> [PROBLEM TO WORK ON] Show each line of the data below that has the string "share" in it.

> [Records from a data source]
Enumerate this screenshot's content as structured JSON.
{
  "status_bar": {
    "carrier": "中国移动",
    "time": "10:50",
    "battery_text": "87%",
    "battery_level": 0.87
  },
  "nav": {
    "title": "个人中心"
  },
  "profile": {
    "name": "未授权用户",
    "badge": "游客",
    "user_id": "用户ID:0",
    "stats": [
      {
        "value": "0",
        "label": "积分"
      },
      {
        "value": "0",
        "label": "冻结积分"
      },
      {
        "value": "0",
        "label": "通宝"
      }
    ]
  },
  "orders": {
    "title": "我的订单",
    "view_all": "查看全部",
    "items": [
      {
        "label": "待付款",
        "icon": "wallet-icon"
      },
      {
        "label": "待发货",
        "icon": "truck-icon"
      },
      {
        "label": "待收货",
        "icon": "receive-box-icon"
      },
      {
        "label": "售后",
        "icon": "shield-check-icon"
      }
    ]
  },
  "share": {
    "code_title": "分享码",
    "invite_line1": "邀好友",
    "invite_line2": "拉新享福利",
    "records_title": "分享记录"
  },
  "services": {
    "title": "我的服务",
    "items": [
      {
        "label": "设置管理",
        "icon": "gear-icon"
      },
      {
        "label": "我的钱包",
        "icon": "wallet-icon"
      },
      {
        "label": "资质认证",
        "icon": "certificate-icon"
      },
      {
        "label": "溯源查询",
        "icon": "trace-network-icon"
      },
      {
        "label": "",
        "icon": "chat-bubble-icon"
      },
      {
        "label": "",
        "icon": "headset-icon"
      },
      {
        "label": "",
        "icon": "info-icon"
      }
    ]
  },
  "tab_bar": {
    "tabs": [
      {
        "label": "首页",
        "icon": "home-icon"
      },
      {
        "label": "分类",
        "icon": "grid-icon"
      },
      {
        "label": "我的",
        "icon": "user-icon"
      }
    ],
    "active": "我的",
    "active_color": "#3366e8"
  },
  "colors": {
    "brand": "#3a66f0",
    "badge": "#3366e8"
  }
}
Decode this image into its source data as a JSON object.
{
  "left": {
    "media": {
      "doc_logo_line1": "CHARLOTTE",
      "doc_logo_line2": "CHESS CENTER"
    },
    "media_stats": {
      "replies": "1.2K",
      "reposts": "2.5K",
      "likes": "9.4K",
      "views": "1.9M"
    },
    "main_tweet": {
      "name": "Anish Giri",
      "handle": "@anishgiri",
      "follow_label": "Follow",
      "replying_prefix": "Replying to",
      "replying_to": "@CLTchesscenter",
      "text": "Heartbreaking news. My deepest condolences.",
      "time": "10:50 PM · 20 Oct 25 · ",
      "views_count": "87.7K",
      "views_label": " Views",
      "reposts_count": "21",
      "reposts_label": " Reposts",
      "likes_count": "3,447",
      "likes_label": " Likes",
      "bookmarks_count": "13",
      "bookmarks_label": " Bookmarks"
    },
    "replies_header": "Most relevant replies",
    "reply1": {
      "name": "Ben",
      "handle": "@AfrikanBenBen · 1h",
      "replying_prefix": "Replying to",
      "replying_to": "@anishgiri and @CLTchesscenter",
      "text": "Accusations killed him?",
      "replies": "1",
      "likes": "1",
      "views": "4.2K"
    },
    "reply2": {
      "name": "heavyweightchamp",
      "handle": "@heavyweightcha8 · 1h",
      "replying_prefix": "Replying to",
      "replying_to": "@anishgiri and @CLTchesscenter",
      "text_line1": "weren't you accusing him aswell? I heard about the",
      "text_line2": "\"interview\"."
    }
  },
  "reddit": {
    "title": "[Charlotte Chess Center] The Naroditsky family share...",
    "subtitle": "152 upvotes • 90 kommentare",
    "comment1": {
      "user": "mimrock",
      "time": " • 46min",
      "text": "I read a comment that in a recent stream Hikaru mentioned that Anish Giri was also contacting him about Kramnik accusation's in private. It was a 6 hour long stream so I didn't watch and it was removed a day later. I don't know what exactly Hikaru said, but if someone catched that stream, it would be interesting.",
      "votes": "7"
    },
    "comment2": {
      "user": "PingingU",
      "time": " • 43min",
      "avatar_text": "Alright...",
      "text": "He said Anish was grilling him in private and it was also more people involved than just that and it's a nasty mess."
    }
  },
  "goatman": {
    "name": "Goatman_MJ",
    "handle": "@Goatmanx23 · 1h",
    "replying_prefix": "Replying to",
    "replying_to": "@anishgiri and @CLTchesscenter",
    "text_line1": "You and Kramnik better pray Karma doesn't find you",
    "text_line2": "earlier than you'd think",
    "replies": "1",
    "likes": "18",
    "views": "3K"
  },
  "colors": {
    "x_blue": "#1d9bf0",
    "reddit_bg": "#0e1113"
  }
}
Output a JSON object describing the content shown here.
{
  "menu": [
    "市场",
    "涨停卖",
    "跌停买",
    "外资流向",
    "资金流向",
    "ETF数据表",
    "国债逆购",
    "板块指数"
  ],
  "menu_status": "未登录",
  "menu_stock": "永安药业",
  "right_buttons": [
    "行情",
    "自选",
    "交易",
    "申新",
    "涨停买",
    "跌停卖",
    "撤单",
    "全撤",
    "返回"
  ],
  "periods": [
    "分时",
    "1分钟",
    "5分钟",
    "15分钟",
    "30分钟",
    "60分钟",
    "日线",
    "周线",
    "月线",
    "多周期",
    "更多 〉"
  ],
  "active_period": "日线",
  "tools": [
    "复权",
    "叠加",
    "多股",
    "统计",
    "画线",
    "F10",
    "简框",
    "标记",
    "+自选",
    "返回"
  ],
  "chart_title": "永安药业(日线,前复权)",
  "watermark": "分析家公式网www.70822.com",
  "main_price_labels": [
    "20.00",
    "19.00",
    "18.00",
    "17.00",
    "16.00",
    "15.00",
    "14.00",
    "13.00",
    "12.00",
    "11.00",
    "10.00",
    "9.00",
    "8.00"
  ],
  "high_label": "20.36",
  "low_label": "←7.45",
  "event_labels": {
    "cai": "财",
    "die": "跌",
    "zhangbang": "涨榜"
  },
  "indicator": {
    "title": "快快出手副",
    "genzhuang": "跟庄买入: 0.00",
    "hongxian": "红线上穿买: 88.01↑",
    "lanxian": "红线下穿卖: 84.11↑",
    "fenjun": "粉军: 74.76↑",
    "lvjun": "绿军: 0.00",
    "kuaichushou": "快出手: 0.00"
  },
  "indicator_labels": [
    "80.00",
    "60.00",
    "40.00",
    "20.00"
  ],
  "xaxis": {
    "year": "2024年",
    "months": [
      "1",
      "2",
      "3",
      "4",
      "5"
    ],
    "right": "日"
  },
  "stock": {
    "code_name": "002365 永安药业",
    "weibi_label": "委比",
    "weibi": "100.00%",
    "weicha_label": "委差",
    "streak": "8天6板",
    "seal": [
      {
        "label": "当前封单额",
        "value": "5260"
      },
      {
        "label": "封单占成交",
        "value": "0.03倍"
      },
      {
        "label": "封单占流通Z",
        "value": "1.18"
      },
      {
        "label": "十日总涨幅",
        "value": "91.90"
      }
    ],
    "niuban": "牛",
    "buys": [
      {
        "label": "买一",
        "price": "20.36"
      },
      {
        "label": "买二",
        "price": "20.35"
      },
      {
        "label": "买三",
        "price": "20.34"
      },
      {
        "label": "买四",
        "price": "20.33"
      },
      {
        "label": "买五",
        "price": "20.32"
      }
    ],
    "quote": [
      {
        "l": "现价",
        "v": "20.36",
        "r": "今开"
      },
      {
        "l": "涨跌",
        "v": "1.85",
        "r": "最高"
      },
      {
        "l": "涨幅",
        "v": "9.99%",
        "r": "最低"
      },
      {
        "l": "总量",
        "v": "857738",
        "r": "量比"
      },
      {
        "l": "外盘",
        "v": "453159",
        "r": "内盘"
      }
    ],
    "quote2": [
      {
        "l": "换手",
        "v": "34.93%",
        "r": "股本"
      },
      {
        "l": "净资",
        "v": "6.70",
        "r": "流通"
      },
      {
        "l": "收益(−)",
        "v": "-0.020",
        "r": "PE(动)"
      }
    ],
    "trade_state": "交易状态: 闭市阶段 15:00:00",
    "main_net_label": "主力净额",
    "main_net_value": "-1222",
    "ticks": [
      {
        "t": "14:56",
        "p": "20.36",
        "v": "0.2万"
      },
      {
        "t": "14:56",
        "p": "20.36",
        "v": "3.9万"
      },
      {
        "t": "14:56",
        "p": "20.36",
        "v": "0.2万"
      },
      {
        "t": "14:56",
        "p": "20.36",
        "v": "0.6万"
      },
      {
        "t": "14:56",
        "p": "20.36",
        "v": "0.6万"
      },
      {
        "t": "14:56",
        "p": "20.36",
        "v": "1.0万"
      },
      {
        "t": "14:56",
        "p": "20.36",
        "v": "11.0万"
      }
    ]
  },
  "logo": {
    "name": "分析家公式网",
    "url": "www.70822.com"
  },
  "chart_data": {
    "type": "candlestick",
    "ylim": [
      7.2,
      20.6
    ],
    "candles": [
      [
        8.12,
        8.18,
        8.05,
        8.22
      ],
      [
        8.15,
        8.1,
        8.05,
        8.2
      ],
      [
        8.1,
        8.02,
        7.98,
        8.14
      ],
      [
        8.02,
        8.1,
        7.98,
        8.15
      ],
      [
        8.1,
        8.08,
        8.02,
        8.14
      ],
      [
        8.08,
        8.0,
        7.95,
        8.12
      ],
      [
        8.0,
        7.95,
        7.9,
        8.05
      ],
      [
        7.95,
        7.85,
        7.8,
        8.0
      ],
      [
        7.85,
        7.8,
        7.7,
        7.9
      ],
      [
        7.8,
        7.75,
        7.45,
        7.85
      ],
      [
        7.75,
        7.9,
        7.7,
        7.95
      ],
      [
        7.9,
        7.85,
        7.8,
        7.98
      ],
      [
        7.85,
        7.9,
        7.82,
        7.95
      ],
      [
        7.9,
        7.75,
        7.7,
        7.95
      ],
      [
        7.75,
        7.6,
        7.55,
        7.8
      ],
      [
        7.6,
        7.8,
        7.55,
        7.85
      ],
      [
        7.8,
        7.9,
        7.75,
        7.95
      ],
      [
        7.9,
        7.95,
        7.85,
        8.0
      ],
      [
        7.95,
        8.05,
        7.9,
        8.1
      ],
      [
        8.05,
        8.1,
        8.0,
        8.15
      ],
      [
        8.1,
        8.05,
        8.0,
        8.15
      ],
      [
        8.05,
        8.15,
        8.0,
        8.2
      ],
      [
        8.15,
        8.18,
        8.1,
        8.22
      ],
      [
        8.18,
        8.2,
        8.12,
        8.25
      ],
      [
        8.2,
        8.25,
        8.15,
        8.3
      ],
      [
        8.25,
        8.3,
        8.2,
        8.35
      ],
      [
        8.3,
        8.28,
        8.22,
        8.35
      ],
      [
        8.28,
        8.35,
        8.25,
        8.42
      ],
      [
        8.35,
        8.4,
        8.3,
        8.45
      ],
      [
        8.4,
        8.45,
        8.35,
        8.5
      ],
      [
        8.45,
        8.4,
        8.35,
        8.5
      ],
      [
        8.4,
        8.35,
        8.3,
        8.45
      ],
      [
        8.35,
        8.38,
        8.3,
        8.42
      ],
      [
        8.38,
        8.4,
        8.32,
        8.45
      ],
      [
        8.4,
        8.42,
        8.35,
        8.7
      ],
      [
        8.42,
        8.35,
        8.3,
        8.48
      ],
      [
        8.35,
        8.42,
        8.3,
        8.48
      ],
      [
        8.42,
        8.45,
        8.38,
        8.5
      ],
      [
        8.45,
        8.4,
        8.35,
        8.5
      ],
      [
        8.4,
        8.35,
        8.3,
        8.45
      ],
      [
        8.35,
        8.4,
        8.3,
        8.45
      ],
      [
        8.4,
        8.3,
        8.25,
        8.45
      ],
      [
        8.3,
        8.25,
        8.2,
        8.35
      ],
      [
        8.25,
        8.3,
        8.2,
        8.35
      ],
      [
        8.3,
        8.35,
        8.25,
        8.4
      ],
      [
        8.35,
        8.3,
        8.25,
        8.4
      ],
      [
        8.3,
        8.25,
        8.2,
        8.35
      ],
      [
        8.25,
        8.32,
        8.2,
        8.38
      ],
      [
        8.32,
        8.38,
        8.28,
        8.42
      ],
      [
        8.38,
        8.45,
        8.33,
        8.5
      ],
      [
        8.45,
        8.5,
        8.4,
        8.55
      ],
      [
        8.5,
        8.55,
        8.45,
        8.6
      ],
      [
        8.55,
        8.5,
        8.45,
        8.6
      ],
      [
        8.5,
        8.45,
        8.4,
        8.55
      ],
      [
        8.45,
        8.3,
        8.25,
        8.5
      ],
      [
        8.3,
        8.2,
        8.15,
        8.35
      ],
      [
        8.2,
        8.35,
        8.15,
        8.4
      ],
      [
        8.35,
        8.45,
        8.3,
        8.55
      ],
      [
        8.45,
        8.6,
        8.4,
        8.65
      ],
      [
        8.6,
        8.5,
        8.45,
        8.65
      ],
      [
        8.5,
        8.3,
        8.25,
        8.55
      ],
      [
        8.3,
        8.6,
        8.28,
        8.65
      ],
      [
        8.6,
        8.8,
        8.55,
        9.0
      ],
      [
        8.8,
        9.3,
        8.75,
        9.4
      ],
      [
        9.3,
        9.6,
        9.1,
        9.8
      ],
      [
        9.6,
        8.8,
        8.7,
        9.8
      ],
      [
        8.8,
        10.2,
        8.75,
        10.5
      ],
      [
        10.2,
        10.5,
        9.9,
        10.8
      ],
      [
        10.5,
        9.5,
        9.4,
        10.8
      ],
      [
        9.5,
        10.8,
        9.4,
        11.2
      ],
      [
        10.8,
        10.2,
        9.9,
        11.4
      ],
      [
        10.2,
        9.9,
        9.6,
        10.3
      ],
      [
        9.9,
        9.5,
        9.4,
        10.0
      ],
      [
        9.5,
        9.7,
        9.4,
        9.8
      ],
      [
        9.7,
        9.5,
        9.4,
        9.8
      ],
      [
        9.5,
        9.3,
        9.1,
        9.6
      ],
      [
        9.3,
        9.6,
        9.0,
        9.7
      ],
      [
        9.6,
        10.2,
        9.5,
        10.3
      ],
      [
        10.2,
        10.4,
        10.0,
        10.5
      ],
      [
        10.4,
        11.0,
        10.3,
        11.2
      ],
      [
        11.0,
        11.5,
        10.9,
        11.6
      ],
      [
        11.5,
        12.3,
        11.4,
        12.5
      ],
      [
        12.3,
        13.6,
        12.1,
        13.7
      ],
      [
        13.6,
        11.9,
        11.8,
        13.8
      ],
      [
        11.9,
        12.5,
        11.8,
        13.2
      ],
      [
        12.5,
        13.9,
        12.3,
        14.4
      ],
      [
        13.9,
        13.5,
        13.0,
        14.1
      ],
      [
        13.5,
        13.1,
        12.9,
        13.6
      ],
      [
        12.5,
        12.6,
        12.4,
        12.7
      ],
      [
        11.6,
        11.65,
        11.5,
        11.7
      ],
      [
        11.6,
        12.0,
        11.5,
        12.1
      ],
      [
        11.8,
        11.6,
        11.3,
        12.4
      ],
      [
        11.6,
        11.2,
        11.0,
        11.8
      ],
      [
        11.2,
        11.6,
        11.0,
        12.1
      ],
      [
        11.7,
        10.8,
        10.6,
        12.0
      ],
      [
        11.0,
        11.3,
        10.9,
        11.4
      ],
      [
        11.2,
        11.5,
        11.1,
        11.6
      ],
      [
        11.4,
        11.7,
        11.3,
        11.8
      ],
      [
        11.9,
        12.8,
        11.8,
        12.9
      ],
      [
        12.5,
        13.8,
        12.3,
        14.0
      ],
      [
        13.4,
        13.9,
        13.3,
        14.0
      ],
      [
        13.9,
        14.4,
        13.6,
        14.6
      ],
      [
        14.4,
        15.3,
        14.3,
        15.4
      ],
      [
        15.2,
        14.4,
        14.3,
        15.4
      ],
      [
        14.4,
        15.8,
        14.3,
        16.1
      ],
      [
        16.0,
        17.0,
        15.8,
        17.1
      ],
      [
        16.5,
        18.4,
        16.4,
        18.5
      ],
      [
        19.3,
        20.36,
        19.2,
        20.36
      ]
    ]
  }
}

> [RESPONSE TO THE EXERCISE]
  "share": {
    "title": "[Charlotte Chess Center] The Naroditsky family share...",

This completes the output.